- **PROBLEM STATEMENT**
Every line containing the word "Predicted" needs to be found and copied.

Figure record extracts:

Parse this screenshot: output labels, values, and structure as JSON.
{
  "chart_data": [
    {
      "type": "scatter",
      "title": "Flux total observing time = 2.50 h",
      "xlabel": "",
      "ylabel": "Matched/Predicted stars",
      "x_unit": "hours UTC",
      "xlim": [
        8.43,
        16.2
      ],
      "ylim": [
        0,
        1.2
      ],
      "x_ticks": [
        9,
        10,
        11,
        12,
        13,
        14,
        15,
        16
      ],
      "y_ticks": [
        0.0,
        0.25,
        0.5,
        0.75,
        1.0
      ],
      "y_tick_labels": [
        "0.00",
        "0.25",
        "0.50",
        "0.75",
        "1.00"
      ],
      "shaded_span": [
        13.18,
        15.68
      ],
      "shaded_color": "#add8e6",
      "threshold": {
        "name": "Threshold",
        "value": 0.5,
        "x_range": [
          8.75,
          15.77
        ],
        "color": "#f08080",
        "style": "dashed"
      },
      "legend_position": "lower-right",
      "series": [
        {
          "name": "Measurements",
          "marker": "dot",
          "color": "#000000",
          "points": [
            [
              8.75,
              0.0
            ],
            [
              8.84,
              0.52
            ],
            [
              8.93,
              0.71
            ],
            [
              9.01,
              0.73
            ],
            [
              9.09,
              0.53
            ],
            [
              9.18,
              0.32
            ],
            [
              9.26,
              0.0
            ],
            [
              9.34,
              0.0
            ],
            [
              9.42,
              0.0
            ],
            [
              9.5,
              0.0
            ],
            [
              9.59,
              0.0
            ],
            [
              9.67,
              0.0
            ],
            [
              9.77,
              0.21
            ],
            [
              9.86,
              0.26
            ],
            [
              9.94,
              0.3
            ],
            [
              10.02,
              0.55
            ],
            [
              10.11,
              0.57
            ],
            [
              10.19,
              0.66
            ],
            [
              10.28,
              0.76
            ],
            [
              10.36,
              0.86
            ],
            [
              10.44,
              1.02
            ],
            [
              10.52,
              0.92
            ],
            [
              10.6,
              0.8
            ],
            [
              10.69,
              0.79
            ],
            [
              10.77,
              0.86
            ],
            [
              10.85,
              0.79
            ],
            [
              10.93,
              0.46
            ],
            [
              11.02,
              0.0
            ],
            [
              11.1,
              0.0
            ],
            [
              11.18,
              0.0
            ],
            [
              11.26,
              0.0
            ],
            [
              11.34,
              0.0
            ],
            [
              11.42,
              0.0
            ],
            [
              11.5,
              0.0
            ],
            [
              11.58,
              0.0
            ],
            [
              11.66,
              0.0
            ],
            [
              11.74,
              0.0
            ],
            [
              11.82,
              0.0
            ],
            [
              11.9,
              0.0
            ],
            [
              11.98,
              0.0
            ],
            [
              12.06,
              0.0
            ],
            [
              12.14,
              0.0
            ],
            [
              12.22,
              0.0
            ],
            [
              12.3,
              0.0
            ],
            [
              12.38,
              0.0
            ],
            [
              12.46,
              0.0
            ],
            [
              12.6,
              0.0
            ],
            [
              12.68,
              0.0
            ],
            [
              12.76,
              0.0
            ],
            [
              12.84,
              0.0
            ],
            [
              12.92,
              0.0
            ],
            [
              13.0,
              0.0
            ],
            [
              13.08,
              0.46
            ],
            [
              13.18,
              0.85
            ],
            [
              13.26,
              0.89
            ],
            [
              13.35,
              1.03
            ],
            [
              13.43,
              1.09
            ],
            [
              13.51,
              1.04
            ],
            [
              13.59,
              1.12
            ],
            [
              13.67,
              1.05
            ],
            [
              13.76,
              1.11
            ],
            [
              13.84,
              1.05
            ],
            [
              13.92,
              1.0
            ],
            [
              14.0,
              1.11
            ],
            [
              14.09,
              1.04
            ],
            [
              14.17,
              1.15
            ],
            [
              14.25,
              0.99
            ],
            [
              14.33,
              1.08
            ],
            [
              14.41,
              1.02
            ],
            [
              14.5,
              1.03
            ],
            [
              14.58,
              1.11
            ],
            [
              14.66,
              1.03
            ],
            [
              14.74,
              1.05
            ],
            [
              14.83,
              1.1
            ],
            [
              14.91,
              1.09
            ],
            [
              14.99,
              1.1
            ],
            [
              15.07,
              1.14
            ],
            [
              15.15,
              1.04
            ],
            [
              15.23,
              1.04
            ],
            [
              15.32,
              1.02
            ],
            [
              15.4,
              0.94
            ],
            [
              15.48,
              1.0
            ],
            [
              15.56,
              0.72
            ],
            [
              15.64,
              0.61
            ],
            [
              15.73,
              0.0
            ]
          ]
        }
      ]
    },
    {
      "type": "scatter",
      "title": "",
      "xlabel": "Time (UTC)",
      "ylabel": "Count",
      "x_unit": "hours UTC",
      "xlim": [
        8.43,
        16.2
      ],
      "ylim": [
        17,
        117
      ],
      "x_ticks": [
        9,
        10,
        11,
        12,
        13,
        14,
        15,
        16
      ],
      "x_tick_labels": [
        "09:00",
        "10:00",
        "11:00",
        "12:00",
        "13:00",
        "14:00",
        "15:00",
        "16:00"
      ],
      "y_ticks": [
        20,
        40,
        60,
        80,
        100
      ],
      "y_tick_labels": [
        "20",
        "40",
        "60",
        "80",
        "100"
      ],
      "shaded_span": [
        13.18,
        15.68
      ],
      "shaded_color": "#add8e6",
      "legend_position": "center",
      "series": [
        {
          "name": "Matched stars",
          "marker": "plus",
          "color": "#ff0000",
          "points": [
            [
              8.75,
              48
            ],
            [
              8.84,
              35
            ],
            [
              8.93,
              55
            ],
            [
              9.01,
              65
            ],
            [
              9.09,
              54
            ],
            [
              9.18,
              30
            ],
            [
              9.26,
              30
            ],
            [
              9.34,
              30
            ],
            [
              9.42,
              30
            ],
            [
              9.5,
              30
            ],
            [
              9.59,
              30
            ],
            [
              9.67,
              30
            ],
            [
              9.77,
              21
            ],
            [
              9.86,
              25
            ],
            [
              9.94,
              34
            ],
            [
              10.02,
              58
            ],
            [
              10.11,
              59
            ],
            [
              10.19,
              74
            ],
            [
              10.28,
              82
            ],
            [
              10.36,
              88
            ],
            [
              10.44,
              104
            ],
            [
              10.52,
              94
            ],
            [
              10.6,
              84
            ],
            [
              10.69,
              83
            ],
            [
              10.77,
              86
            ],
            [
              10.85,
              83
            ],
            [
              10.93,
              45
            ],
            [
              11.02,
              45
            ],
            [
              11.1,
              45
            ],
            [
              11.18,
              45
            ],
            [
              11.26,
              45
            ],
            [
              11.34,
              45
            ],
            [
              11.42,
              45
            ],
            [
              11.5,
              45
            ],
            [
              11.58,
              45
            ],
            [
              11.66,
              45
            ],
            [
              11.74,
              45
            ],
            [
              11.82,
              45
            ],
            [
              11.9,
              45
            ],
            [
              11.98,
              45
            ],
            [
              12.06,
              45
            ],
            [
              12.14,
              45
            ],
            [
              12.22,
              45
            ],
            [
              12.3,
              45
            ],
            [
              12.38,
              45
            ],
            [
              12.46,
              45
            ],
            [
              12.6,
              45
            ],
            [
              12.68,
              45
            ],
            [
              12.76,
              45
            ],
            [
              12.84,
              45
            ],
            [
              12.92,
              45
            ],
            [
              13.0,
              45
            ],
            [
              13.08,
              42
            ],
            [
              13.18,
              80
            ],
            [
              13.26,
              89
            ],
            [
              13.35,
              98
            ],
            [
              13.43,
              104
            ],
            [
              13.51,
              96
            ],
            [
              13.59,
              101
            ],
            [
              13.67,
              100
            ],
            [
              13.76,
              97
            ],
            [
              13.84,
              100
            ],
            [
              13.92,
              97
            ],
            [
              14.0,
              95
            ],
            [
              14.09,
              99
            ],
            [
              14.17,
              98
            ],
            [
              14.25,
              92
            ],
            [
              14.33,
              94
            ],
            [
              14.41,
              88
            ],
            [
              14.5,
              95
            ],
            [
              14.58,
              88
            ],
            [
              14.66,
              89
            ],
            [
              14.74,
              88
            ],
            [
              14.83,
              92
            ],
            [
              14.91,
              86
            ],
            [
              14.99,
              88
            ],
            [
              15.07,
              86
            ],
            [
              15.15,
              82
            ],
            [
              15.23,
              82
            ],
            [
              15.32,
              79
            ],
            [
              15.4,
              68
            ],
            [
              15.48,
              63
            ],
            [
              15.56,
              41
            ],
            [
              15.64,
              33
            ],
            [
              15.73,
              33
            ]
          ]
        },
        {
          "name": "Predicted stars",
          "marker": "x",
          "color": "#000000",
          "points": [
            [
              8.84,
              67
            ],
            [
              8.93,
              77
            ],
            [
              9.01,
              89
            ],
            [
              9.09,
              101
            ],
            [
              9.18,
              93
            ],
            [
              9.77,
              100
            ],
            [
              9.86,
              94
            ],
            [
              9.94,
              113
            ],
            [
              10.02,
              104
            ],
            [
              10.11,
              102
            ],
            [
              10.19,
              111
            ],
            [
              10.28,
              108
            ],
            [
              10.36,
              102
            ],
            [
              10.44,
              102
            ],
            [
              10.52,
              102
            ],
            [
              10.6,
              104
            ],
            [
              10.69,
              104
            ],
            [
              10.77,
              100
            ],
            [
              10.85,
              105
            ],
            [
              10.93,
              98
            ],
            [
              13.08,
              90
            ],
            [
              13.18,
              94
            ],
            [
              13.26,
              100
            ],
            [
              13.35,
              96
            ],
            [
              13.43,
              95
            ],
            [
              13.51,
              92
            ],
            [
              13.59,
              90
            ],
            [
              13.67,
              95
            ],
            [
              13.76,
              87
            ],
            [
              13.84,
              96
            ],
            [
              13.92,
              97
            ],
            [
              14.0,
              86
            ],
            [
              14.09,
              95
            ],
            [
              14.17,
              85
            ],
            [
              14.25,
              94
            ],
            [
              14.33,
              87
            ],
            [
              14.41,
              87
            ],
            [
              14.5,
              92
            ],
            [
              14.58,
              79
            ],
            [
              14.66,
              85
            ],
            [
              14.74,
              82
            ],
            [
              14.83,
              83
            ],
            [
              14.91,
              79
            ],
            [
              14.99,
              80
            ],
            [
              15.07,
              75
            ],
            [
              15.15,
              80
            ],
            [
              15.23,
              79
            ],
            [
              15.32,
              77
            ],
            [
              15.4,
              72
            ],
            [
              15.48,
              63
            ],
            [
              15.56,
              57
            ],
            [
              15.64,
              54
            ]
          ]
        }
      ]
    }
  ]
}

- **TASK OUTPUT**
      "ylabel": "Matched/Predicted stars",
          "name": "Predicted stars",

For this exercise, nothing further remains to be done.